GIVEN INSTRUCTION >> Gather, from the data below, each line in which the word "name" occurs.

- - -

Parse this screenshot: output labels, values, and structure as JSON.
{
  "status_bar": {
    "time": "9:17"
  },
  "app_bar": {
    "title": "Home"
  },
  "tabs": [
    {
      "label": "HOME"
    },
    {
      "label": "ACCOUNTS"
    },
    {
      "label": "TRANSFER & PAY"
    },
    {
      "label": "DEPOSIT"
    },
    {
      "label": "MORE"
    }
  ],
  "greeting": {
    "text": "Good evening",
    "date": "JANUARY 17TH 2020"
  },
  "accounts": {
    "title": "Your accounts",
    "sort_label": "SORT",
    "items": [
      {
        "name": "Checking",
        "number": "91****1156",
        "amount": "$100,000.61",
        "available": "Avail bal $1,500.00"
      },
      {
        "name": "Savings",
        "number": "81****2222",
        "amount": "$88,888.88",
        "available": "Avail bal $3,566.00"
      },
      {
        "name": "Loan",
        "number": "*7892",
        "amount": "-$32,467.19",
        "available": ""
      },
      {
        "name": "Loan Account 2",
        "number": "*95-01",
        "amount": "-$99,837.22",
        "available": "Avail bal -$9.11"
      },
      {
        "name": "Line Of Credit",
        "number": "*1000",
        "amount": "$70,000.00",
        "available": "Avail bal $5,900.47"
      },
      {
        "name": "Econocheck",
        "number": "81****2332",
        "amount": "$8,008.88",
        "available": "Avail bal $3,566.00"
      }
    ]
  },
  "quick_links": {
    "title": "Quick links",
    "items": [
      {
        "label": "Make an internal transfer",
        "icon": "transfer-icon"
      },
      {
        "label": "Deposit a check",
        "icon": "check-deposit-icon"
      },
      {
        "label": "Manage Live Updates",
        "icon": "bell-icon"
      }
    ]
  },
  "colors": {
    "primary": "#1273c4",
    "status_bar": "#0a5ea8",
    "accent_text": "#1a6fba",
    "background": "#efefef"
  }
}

- - -

WRITTEN SOLUTION >>
        "name": "Checking",
        "name": "Savings",
        "name": "Loan",
        "name": "Loan Account 2",
        "name": "Line Of Credit",
        "name": "Econocheck",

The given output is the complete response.